Find and copy each line of the records where the string "Word" shows up.

** Start SUPPLIED RECORDS **

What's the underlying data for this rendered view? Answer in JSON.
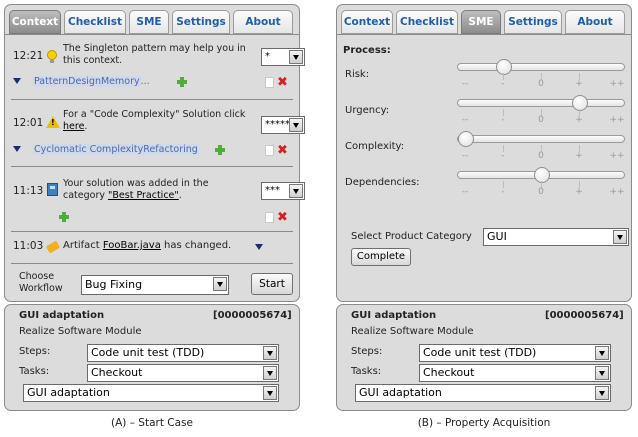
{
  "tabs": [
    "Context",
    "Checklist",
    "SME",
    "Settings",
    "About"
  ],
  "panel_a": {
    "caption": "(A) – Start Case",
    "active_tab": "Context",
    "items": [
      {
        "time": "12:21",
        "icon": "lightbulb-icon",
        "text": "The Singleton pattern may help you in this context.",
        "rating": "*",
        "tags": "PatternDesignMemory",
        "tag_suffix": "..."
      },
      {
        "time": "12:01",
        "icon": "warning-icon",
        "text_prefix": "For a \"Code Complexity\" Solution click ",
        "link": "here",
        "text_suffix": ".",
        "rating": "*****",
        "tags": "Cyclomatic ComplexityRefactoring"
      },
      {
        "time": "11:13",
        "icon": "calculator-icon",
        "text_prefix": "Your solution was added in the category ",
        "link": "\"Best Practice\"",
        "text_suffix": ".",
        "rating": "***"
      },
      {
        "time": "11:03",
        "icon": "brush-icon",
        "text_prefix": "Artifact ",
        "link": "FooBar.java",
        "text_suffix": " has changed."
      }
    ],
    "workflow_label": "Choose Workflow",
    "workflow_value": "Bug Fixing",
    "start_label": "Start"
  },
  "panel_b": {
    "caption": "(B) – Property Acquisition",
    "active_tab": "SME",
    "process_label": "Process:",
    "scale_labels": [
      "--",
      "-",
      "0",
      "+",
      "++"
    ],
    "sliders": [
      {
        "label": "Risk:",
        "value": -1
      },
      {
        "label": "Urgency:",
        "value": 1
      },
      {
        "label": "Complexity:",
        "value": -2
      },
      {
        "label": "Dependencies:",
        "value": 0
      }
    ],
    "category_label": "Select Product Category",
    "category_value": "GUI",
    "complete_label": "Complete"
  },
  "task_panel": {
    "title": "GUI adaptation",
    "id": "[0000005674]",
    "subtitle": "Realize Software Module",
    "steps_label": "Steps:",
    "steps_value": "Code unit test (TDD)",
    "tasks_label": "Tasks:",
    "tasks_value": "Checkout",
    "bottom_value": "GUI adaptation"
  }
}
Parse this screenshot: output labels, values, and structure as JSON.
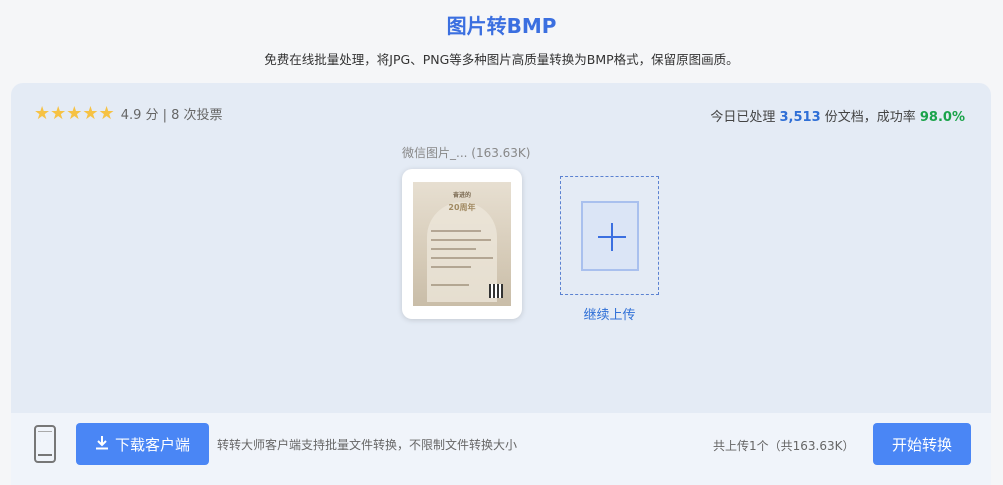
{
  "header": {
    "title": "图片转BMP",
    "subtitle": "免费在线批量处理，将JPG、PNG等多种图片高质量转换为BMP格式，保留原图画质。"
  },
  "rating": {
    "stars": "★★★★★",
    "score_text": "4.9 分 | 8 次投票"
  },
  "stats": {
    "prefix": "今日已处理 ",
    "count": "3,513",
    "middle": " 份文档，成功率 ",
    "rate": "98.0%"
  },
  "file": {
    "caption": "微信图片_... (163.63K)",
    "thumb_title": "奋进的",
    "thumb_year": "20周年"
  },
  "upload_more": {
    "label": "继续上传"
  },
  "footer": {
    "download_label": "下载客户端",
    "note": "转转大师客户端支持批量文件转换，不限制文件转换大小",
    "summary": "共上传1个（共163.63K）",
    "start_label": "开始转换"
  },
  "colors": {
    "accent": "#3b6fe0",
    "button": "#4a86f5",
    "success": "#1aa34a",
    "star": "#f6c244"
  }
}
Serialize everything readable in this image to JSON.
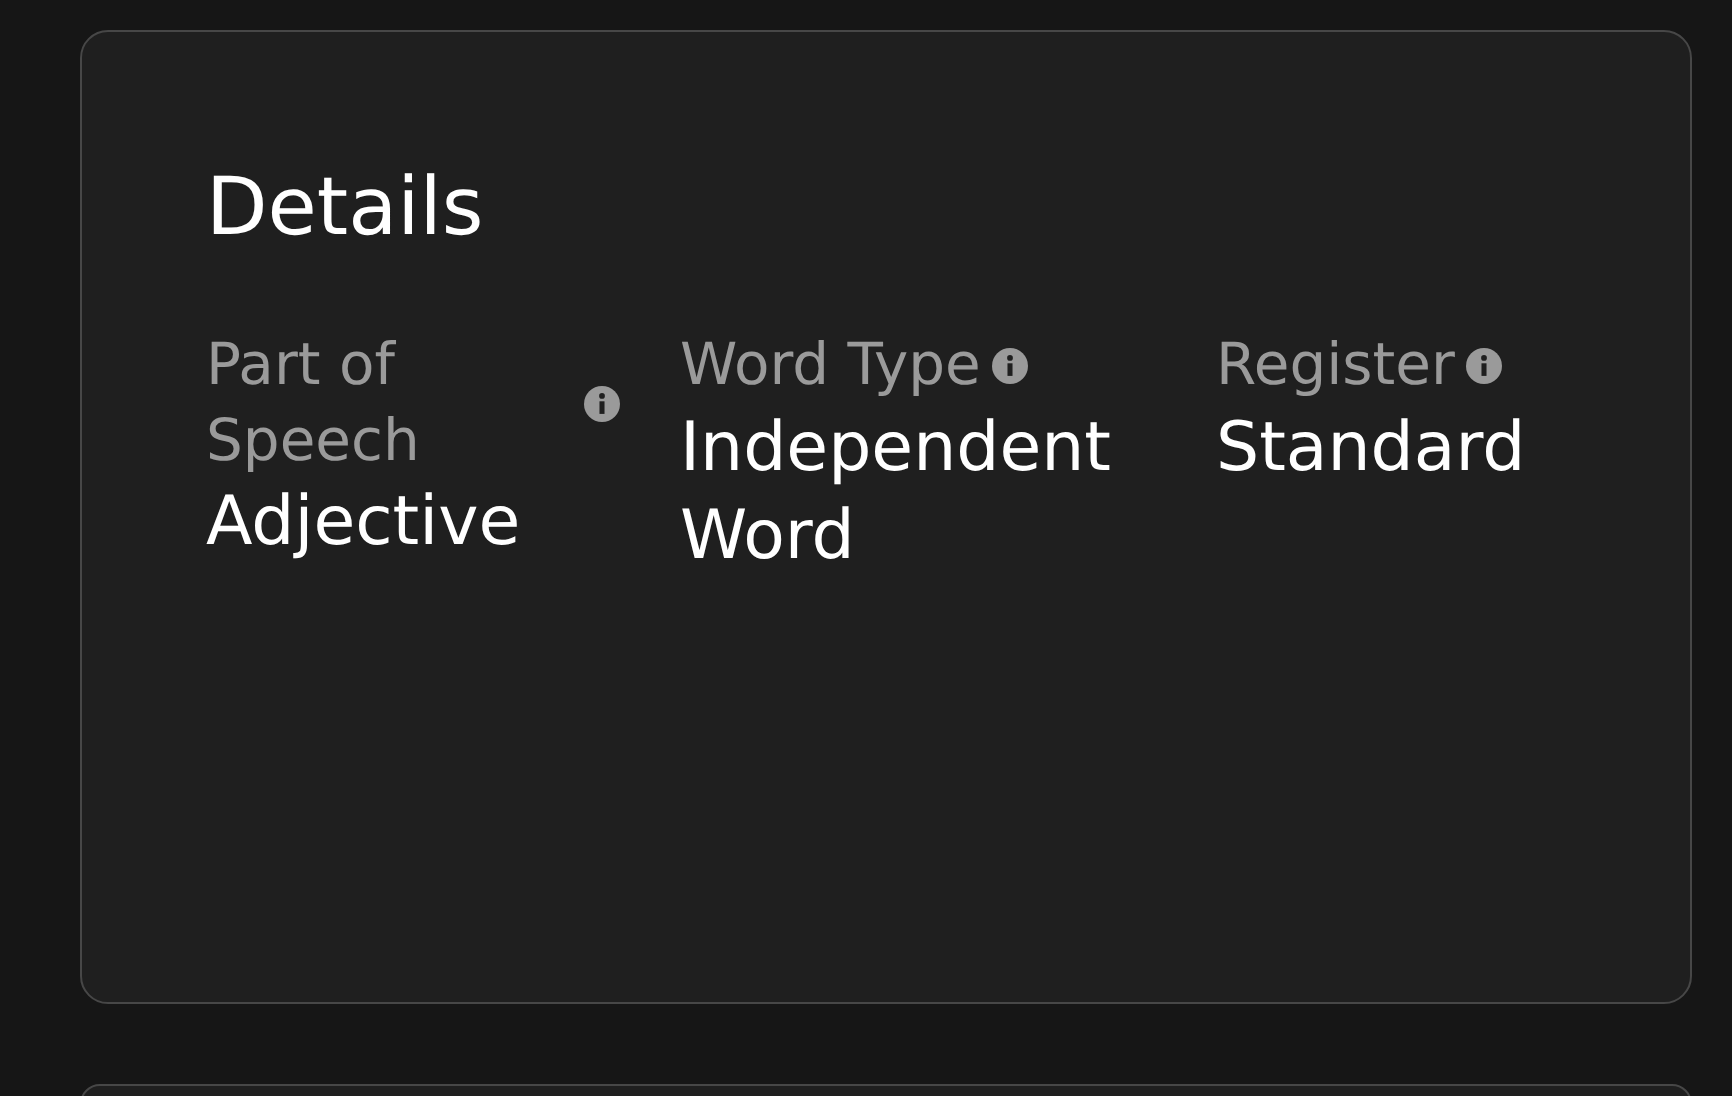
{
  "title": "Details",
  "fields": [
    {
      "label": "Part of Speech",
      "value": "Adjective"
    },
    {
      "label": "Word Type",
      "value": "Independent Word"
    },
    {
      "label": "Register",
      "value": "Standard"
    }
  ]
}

** End SUPPLIED RECORDS **
** Start SUPPLIED RECORDS **

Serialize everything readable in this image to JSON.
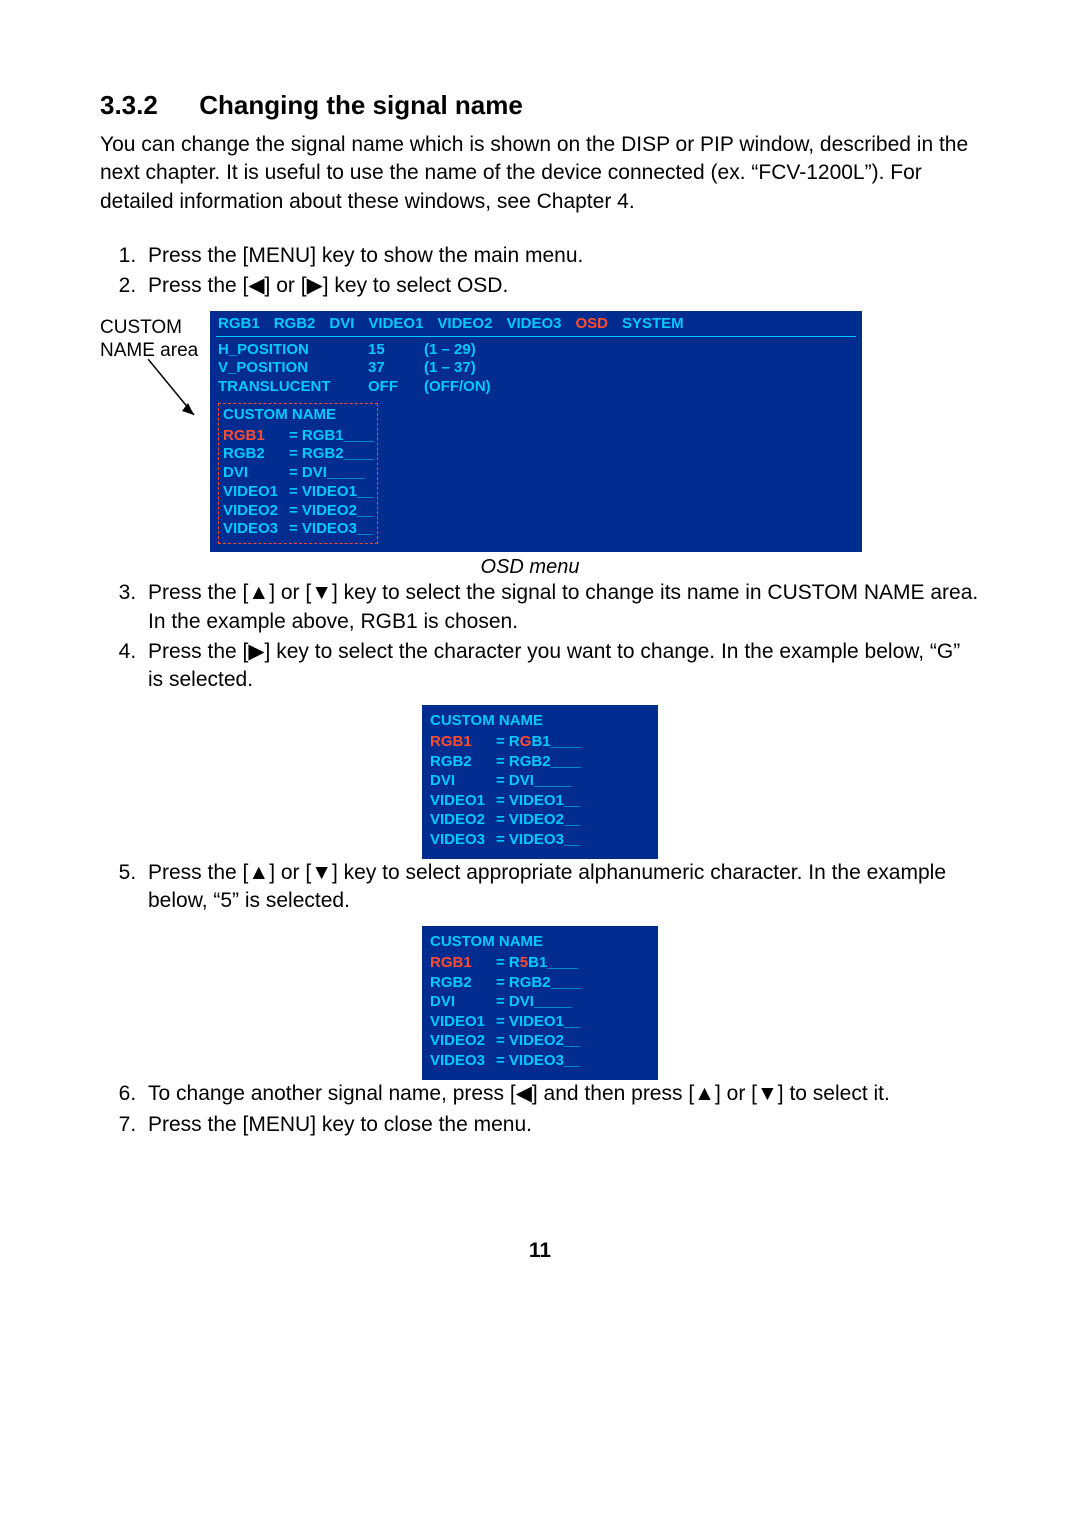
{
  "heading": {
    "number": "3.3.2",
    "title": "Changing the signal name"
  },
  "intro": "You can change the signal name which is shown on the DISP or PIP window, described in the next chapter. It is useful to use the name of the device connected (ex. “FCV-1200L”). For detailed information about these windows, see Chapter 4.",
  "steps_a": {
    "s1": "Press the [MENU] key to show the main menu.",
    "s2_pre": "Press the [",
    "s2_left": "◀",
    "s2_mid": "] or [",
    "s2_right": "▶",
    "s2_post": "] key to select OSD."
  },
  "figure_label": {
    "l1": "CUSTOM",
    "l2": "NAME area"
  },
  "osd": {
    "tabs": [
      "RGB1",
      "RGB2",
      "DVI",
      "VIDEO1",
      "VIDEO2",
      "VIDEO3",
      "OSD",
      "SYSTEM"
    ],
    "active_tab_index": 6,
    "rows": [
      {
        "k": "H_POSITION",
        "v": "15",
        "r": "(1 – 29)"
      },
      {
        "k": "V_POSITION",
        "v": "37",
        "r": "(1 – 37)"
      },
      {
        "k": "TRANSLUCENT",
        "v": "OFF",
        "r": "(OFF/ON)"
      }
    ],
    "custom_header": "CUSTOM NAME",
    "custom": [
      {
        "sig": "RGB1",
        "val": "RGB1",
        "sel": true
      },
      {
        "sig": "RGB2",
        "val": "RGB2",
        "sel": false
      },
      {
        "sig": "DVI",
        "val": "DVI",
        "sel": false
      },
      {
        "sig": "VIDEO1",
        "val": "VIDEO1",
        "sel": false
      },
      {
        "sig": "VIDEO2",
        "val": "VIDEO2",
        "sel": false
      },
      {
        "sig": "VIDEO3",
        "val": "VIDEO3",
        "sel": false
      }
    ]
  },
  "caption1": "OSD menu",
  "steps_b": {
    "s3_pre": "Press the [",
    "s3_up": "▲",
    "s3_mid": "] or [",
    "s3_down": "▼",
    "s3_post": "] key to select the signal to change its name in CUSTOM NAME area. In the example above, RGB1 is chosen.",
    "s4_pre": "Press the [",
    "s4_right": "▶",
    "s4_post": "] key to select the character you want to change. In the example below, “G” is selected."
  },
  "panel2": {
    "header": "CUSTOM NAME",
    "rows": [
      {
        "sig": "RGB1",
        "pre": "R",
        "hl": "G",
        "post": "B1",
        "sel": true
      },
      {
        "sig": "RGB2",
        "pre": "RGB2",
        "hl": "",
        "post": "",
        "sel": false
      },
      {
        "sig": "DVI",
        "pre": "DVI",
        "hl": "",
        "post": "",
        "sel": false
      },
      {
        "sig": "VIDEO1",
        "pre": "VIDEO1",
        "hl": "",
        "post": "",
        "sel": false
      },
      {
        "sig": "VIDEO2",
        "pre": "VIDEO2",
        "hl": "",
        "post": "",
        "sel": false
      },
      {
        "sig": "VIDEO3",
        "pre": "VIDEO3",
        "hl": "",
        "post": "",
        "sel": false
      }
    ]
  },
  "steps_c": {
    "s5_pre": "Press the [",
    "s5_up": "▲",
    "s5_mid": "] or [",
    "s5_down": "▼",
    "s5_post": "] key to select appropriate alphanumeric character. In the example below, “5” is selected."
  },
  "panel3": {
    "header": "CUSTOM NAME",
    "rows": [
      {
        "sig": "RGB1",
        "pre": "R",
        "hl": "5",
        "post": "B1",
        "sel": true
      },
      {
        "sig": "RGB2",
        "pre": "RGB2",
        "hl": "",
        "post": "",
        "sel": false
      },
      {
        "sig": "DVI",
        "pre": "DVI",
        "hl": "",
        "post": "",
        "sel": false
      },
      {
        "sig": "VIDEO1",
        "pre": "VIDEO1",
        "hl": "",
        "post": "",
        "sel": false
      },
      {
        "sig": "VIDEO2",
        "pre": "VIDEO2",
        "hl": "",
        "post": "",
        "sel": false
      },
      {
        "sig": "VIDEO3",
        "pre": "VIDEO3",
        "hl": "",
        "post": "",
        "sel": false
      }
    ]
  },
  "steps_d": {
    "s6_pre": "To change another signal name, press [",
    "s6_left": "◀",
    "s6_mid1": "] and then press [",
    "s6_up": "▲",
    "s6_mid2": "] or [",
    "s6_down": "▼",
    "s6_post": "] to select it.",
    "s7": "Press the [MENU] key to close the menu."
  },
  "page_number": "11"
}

** End SUPPLIED RECORDS **

◆ EXERCISE SOLUTION:
      "label": "Word Type",
      "value": "Independent Word"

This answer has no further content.